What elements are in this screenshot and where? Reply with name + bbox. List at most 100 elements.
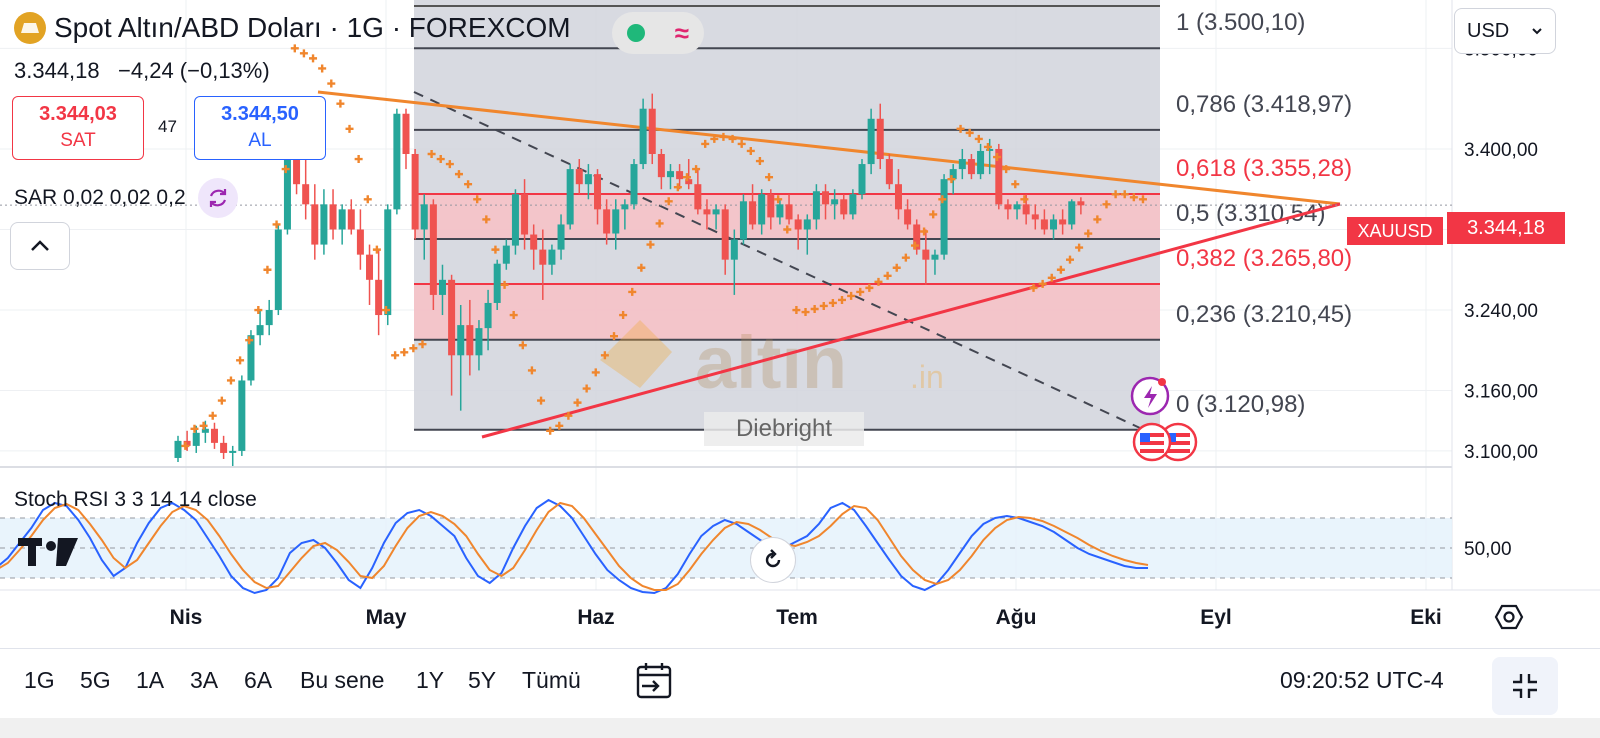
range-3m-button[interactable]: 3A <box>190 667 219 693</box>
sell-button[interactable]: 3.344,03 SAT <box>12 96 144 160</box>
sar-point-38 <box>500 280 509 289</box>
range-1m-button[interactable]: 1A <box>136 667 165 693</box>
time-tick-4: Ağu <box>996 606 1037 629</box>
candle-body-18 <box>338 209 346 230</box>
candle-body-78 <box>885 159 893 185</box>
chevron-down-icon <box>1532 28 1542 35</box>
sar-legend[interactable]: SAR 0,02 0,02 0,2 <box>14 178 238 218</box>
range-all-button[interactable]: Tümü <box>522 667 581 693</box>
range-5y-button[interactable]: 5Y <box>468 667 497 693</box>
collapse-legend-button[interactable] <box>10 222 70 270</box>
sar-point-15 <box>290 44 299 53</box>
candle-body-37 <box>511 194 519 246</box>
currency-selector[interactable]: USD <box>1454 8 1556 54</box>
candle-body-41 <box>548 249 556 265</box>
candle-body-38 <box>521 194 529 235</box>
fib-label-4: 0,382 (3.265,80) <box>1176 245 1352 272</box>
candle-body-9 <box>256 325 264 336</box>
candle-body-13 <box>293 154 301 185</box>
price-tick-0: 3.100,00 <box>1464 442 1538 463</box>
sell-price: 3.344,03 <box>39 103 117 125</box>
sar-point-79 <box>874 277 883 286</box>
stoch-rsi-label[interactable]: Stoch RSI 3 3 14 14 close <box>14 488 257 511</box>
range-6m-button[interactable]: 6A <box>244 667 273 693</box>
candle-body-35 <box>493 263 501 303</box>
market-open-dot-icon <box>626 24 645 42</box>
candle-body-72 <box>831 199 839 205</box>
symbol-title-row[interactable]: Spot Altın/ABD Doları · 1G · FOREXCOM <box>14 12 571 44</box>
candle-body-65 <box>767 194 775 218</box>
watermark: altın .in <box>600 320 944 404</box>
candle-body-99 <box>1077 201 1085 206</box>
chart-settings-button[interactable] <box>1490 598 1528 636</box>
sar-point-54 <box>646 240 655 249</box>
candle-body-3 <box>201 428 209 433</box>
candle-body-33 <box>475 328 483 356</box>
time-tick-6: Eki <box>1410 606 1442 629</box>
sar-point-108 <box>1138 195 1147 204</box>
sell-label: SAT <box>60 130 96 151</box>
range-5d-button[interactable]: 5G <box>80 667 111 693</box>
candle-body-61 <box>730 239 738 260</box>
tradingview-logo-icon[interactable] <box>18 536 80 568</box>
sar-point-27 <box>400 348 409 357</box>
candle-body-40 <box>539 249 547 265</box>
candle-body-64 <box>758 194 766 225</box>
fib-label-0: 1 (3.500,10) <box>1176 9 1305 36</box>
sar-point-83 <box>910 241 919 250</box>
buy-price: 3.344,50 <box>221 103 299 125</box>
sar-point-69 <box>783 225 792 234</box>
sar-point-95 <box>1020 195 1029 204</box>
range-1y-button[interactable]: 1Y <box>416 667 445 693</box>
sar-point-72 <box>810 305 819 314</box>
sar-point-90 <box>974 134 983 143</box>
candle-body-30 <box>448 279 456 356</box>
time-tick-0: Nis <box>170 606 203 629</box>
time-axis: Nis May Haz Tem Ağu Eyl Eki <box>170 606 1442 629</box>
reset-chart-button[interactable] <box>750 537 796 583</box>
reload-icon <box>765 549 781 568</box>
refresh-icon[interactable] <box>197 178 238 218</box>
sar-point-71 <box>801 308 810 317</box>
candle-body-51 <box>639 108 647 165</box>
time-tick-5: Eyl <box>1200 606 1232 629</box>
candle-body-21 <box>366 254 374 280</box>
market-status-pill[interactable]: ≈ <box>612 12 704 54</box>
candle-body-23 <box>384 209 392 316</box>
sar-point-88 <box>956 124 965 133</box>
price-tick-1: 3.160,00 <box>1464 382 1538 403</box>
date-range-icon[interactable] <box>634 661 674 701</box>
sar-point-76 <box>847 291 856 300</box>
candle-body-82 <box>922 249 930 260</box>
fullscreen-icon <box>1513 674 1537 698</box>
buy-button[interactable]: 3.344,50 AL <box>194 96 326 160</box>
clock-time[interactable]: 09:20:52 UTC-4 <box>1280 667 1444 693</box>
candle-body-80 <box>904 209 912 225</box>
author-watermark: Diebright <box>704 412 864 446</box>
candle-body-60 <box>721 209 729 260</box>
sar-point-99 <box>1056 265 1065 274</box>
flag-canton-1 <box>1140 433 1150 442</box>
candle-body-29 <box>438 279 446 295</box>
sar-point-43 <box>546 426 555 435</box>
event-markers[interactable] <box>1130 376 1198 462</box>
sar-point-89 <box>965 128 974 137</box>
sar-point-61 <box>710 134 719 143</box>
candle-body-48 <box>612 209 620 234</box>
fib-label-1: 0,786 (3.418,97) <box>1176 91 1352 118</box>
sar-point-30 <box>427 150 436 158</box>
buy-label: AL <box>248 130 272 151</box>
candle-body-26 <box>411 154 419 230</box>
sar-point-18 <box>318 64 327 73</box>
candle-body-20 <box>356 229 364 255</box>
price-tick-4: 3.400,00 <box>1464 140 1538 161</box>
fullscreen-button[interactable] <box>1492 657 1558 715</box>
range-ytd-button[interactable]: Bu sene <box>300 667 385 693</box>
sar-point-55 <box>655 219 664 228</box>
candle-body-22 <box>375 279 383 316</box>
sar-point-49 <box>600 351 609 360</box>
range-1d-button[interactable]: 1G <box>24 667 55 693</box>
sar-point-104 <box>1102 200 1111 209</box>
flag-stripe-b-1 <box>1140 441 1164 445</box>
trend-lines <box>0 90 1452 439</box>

==

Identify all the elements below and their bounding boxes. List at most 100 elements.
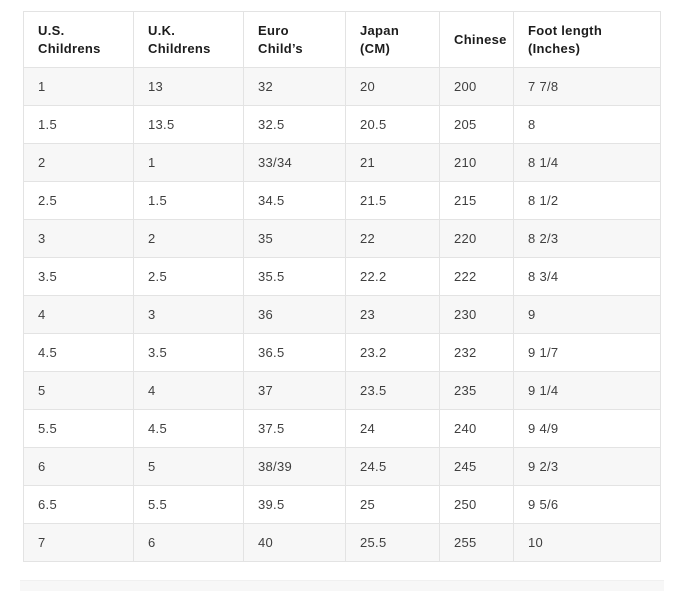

---

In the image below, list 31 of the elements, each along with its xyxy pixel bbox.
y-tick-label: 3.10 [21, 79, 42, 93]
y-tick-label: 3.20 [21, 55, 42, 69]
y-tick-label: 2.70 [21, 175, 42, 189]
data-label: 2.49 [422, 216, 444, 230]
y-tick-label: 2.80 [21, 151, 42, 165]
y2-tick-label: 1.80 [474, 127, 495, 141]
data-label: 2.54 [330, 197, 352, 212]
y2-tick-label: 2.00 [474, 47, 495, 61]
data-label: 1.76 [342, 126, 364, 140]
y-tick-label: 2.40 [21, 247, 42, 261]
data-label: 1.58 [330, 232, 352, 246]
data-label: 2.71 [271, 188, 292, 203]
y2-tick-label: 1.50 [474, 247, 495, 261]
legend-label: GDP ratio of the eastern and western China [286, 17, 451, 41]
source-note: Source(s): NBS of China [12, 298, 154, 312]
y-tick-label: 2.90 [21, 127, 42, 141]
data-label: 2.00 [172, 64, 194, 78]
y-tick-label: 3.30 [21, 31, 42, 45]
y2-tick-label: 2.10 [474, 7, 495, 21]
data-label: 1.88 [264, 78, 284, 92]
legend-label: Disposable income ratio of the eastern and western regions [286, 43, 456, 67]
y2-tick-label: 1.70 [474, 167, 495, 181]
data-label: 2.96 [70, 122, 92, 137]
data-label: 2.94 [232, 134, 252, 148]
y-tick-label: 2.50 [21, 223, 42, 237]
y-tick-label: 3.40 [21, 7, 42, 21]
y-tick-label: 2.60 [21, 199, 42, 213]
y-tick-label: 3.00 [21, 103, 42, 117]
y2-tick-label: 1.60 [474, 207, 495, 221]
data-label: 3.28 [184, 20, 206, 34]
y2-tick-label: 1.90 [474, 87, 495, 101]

Aim: Format as a JSON list of strings the items from the line containing "What elements are" through the line containing "candle-body-18 <box>338 209 346 230</box>", one string per line and with blank lines omitted. Leave the pictures out of the answer.

Written solution:
[
  "What elements are in this screenshot and where? Reply with name + bbox. List at most 100 elements.",
  "range-3m-button[interactable]: 3A <box>190 667 219 693</box>",
  "sell-button[interactable]: 3.344,03 SAT <box>12 96 144 160</box>",
  "sar-point-38 <box>500 280 509 289</box>",
  "range-1m-button[interactable]: 1A <box>136 667 165 693</box>",
  "time-tick-4: Ağu <box>996 606 1037 629</box>",
  "candle-body-18 <box>338 209 346 230</box>"
]